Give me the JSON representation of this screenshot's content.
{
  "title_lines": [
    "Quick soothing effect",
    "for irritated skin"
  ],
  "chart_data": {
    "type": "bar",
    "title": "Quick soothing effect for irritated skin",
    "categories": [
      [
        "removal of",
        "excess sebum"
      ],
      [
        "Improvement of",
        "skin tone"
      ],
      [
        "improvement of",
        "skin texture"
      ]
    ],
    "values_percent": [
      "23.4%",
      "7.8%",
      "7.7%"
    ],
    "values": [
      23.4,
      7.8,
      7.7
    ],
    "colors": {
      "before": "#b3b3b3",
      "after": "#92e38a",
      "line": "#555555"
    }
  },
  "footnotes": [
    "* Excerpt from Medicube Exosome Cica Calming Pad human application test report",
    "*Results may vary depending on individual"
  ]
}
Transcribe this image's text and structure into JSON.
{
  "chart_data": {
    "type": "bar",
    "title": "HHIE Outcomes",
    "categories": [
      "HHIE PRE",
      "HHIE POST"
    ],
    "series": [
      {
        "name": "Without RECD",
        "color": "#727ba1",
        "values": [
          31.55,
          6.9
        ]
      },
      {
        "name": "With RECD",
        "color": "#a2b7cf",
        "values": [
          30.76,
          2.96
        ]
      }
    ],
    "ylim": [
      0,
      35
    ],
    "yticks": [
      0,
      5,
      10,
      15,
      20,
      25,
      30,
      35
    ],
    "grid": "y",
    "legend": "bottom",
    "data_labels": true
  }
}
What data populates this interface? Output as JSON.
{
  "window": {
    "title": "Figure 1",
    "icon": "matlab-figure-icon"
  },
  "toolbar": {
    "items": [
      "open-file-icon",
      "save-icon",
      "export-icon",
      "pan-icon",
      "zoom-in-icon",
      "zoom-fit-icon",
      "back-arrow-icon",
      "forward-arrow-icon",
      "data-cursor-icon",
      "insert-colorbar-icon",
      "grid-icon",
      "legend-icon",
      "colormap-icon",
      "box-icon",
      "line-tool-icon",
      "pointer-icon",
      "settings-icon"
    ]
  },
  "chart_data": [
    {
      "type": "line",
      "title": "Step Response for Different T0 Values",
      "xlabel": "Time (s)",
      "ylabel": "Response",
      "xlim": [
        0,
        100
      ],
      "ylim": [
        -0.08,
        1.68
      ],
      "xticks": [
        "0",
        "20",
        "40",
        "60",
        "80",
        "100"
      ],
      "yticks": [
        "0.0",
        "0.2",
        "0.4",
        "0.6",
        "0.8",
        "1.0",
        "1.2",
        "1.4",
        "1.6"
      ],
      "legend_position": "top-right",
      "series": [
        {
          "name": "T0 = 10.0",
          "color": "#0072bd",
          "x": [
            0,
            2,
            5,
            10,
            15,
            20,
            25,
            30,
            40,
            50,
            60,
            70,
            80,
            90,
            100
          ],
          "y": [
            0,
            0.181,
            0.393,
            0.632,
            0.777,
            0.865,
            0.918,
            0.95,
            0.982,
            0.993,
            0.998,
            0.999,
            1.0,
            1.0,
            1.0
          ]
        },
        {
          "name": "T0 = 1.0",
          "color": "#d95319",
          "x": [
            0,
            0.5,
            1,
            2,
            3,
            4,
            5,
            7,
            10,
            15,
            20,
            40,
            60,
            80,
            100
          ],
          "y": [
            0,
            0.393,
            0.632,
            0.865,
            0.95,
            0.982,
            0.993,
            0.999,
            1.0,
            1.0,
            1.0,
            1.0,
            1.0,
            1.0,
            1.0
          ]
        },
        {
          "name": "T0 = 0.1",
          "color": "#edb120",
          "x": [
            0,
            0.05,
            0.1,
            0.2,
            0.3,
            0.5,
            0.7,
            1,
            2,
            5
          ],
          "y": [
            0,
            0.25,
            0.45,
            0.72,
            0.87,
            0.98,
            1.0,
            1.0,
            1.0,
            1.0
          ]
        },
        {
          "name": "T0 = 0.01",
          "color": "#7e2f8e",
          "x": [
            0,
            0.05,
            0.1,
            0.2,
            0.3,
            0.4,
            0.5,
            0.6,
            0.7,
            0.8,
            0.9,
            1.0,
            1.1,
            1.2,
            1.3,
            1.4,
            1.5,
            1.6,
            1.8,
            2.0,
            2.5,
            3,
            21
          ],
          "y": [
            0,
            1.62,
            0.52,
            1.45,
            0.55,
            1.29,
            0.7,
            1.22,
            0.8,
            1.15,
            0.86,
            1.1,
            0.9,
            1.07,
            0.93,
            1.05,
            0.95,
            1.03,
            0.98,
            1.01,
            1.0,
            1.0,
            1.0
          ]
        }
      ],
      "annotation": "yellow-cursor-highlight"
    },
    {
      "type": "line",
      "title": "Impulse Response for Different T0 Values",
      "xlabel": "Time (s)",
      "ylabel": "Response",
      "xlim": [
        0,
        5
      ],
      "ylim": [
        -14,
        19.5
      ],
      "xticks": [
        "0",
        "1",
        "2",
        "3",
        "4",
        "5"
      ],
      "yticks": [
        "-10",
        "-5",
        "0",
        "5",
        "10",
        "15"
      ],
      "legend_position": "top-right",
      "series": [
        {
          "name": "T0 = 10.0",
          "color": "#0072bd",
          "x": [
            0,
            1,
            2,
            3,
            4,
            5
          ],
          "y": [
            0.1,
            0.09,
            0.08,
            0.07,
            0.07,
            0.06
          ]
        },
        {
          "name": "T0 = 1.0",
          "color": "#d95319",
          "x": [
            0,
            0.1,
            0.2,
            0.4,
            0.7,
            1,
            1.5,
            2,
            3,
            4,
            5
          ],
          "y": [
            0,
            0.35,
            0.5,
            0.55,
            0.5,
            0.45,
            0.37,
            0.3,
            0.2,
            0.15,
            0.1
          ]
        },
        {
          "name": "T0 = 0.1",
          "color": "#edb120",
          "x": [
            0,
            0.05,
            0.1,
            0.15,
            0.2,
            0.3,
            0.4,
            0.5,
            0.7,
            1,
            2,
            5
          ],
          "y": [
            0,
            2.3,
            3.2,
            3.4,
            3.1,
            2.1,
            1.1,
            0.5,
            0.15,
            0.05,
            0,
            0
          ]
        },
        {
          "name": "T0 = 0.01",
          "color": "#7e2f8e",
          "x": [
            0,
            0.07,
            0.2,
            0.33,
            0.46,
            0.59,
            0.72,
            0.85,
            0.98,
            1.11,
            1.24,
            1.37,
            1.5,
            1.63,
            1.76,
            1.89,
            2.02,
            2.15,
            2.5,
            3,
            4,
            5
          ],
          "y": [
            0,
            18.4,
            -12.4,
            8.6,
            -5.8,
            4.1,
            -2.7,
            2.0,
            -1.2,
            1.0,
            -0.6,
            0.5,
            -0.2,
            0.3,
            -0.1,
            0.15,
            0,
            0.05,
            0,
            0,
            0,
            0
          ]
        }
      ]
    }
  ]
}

★ ★ ★ ★ ★ ★ ★

Identify all lines where the word "irritated" shows up. Copy them.

    "for irritated skin"
    "title": "Quick soothing effect for irritated skin",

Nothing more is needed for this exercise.